*TASK OBJECTIVE*. Below are the records; pull every line that includes "lager".

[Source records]
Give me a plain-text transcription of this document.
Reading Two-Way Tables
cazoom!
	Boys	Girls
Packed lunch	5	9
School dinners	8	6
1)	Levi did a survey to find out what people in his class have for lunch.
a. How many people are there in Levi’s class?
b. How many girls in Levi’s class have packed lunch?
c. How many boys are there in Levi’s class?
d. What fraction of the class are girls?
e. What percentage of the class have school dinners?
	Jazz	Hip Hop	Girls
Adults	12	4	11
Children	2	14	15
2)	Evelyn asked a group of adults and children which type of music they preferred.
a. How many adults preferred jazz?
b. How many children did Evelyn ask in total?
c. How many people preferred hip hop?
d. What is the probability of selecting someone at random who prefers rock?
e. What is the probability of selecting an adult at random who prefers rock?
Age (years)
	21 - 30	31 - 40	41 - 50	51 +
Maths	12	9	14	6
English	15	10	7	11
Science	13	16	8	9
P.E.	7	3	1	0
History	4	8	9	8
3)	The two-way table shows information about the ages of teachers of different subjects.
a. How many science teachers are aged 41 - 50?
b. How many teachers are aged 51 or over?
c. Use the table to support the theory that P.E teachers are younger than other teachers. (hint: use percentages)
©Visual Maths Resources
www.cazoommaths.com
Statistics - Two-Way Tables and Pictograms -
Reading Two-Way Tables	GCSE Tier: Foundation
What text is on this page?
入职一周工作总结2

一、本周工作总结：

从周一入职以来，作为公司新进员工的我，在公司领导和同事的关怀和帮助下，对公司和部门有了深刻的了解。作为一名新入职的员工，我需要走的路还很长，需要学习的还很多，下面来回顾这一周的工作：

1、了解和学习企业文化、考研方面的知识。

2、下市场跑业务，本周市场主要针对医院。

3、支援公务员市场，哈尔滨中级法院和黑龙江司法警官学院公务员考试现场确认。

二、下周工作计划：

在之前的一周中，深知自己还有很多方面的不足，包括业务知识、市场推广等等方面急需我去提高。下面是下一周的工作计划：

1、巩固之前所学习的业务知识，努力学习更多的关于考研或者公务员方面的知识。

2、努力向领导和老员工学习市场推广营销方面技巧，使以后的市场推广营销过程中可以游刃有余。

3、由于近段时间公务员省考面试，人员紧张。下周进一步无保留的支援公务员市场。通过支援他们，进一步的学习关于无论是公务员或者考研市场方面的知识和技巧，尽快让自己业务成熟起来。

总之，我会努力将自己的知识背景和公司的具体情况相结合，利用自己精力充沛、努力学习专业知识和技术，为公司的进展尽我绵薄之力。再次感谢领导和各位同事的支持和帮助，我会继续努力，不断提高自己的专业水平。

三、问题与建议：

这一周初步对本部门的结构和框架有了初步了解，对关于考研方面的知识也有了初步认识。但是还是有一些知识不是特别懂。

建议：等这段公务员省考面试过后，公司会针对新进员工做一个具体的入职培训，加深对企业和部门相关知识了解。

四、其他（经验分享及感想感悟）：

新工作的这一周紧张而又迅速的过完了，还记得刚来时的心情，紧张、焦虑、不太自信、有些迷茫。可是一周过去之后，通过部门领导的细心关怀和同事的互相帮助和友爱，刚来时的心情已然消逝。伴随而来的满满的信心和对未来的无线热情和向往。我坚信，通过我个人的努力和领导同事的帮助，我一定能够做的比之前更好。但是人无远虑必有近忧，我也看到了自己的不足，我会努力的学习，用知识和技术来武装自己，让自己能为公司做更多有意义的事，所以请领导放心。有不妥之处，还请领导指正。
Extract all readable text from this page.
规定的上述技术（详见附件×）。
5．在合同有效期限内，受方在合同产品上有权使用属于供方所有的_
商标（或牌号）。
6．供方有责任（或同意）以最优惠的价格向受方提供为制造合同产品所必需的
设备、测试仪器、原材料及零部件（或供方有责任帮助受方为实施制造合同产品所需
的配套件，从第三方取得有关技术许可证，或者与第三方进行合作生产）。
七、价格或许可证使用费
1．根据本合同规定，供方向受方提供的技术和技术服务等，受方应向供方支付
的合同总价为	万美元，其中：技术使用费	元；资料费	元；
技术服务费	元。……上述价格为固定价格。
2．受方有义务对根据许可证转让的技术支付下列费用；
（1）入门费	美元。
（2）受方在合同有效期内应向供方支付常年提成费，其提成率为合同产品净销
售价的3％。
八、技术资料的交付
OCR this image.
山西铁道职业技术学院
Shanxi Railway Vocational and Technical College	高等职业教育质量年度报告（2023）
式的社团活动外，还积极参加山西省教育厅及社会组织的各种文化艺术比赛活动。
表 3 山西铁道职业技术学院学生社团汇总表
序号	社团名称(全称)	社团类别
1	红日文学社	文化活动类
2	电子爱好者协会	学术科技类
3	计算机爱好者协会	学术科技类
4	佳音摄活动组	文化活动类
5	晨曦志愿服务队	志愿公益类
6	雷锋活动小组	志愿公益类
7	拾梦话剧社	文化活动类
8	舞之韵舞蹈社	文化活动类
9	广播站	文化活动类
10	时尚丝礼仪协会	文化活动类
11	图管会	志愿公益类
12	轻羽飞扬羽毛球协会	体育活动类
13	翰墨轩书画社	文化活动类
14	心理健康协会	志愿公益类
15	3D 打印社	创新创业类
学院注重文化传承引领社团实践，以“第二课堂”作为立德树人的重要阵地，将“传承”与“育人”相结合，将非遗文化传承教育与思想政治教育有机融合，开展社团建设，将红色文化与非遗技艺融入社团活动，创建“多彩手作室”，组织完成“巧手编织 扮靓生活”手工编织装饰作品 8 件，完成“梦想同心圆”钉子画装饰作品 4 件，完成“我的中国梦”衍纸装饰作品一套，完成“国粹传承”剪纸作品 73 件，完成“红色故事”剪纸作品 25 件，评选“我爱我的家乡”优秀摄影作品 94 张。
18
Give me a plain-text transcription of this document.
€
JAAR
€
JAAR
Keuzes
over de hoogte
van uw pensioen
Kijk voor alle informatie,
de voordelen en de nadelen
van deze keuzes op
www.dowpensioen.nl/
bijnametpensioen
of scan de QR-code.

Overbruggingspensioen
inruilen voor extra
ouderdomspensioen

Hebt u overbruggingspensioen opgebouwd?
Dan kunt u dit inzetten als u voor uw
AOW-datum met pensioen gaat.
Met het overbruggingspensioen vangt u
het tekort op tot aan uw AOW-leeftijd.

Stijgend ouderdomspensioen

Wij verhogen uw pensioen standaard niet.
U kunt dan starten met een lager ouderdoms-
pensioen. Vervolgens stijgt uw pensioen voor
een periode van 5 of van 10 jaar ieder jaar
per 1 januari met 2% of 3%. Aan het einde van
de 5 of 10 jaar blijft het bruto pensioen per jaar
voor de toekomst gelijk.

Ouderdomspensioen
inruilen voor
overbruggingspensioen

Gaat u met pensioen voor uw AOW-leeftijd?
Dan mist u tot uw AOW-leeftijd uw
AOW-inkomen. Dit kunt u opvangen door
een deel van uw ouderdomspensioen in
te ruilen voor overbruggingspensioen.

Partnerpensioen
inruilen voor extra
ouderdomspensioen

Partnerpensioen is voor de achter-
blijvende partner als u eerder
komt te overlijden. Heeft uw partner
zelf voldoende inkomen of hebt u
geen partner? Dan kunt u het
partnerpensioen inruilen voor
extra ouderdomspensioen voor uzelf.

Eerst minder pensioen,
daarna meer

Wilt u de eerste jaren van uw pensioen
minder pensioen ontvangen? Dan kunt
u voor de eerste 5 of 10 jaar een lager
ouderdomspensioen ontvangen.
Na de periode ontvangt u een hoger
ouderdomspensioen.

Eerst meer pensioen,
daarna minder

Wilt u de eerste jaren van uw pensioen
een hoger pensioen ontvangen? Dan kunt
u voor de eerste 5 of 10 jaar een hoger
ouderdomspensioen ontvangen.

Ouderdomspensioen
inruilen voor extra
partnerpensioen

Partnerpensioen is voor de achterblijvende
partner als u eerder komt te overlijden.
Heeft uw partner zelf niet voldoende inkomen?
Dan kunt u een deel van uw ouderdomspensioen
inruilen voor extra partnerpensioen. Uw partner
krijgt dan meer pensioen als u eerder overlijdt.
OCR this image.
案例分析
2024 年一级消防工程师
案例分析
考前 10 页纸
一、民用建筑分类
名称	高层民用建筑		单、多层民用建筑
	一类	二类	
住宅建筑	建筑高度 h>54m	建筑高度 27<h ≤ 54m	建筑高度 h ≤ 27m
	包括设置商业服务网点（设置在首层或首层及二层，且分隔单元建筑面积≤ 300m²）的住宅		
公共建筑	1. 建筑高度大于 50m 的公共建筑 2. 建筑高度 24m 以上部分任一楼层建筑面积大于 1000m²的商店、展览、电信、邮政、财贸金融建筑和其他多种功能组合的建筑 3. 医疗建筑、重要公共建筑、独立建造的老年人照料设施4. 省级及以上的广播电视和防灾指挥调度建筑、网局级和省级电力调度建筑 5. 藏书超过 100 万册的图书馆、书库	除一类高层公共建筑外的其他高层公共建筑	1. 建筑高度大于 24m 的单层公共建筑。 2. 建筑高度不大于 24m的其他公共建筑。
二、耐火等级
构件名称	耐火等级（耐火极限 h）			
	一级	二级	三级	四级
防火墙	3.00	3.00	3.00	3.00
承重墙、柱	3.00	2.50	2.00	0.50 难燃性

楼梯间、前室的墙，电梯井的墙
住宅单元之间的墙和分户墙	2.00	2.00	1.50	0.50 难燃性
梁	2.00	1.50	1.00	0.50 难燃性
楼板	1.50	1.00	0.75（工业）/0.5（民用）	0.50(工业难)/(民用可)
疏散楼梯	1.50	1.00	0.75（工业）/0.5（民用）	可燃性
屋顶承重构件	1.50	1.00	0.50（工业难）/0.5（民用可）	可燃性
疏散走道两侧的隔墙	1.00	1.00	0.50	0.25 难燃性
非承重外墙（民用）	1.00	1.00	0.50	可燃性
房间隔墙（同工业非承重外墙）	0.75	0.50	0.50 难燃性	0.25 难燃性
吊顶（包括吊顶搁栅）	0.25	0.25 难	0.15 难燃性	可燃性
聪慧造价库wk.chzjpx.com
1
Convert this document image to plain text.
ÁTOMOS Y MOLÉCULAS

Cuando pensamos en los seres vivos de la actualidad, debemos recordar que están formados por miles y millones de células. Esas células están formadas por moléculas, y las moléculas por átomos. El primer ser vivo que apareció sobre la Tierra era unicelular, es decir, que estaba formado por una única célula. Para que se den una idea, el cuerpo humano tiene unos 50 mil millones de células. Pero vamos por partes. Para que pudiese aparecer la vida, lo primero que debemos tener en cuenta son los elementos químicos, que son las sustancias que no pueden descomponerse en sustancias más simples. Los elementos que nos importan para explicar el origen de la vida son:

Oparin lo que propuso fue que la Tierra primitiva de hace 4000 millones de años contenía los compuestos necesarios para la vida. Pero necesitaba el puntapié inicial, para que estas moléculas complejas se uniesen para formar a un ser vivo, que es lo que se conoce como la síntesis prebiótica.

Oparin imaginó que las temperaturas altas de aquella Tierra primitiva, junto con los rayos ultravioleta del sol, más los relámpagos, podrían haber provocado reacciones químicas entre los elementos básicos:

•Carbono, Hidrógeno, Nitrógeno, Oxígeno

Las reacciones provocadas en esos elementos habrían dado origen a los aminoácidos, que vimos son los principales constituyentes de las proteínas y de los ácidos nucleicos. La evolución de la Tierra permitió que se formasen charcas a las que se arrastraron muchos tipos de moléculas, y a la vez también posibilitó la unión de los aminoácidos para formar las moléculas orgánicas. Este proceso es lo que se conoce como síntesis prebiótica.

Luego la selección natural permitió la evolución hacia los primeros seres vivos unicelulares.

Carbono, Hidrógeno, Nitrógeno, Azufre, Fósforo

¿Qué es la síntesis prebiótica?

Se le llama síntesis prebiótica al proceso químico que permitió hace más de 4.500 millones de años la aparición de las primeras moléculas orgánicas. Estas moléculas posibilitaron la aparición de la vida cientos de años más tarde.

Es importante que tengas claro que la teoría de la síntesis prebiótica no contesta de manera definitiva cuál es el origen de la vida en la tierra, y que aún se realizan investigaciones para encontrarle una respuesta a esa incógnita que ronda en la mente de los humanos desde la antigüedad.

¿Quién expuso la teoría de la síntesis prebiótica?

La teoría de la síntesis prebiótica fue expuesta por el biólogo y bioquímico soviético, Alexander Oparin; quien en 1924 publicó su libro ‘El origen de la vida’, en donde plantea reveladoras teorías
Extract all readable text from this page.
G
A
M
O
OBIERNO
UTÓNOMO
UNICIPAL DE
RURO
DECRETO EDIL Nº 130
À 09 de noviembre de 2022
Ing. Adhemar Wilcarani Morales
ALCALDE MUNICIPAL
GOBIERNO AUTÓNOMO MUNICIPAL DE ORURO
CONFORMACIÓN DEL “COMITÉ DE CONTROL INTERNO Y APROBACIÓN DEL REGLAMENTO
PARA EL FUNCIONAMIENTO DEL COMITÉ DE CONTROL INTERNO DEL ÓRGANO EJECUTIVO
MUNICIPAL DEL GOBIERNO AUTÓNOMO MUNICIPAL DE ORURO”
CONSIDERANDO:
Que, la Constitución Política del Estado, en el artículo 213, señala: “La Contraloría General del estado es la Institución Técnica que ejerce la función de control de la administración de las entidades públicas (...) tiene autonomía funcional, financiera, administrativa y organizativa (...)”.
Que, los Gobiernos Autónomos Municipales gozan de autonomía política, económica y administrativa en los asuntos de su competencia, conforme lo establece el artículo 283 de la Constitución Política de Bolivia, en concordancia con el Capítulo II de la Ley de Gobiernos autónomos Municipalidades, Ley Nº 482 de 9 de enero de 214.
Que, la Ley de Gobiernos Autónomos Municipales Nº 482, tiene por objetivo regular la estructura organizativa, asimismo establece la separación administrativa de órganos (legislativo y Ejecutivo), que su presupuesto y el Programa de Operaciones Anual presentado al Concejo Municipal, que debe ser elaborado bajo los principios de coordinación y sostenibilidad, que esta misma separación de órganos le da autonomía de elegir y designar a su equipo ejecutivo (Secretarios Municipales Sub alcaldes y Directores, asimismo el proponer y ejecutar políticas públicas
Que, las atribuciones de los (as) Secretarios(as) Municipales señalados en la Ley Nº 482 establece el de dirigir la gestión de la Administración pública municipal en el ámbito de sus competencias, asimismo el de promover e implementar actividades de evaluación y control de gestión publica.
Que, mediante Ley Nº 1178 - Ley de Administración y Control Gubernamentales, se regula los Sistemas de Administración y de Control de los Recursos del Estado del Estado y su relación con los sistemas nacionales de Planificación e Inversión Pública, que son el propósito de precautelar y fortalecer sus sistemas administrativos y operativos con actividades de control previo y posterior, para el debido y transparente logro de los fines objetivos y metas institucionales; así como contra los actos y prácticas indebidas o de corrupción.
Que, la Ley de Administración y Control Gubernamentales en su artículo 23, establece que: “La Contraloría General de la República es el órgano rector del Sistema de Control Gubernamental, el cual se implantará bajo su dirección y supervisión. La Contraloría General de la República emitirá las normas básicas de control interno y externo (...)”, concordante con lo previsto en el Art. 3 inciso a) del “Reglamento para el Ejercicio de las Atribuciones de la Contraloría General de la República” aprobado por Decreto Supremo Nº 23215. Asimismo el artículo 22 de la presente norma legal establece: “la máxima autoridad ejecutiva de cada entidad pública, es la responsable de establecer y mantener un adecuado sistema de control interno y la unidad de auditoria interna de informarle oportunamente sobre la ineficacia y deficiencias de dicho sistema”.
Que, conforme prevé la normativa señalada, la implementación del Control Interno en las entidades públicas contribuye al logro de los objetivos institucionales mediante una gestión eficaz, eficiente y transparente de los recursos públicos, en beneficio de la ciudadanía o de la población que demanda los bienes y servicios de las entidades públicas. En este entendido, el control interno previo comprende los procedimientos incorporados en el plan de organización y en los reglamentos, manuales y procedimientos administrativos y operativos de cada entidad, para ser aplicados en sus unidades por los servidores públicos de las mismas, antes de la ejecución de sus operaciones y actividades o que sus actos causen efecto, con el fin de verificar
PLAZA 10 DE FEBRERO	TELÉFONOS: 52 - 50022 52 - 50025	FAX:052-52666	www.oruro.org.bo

*RESPONSE*.
U kunt dan starten met een lager ouderdoms-
u voor de eerste 5 of 10 jaar een lager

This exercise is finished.